§ **WHAT THIS TASK INVOLVES**: Copy out, from the entries below, each line holding the string "DISKGroup".

── EXERCISE INPUTS ──

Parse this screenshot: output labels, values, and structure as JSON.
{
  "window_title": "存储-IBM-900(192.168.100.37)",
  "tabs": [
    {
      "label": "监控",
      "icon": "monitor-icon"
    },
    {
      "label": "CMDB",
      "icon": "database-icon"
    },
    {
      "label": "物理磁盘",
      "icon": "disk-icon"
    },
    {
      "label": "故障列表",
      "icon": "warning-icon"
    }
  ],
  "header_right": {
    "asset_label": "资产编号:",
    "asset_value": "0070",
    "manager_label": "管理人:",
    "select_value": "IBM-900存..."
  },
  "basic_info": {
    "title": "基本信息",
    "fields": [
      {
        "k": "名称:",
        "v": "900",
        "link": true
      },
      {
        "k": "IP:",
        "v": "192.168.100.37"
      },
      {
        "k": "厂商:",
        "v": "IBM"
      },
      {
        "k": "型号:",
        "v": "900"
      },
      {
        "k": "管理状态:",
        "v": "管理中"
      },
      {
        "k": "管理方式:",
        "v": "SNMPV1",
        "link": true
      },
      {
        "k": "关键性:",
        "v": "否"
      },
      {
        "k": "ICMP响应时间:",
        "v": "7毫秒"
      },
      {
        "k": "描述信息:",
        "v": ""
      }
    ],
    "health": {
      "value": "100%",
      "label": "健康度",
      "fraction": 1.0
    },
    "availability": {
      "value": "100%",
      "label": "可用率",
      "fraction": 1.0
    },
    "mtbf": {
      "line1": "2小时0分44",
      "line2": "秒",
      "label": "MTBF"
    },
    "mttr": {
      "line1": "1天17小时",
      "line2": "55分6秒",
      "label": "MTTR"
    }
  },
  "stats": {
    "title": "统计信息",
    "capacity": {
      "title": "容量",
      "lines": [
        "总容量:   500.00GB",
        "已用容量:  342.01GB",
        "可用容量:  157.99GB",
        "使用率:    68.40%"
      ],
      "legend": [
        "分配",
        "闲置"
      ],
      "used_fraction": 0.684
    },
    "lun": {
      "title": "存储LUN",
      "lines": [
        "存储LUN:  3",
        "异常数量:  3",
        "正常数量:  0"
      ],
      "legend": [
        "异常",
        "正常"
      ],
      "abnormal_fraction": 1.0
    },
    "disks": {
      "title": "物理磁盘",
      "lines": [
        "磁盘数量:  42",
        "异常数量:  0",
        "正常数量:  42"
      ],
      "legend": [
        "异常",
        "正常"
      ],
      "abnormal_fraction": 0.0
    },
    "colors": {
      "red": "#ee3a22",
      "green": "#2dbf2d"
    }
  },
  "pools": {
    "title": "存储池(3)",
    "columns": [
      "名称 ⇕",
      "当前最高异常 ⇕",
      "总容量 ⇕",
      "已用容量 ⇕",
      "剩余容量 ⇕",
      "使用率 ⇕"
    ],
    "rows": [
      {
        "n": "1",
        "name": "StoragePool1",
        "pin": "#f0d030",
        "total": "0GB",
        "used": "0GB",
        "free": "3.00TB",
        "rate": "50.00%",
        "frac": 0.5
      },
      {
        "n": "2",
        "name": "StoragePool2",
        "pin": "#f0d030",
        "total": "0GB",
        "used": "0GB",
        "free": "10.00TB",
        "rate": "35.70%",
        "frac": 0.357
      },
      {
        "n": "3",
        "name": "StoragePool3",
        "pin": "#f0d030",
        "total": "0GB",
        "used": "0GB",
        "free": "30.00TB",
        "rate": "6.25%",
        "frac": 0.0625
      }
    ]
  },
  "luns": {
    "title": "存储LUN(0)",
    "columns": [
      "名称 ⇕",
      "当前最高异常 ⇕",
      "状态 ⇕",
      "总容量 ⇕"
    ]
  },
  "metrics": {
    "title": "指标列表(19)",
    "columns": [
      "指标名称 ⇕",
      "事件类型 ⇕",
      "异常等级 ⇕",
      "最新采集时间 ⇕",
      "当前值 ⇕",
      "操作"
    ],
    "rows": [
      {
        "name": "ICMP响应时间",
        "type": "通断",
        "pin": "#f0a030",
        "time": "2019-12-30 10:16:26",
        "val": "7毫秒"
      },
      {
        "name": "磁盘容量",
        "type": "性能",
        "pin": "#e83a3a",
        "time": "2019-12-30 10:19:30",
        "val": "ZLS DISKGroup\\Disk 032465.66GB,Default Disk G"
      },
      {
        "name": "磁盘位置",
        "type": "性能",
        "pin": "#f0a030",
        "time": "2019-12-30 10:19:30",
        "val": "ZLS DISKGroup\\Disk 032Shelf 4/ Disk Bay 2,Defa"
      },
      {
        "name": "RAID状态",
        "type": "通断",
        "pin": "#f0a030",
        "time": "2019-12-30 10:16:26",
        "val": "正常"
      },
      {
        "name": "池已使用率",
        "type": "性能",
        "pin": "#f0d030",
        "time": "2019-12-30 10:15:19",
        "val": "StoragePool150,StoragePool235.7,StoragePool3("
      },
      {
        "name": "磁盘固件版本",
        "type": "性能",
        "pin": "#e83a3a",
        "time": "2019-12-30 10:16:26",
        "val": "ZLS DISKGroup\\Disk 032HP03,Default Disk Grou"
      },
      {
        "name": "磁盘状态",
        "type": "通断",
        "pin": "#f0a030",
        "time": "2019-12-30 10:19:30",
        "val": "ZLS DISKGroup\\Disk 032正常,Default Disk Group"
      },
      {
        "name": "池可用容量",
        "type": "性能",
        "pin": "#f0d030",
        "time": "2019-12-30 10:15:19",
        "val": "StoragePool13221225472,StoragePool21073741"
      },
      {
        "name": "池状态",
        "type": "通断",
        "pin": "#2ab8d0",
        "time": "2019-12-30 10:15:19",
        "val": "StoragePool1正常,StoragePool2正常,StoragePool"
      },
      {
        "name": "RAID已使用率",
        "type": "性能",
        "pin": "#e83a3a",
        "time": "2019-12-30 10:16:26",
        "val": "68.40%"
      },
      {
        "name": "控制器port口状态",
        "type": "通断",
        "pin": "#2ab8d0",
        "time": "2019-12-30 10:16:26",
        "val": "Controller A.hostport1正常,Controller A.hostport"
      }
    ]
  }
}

───

§ **FULL ANSWER**:
        "val": "ZLS DISKGroup\\Disk 032465.66GB,Default Disk G"
        "val": "ZLS DISKGroup\\Disk 032Shelf 4/ Disk Bay 2,Defa"
        "val": "ZLS DISKGroup\\Disk 032HP03,Default Disk Grou"
        "val": "ZLS DISKGroup\\Disk 032正常,Default Disk Group"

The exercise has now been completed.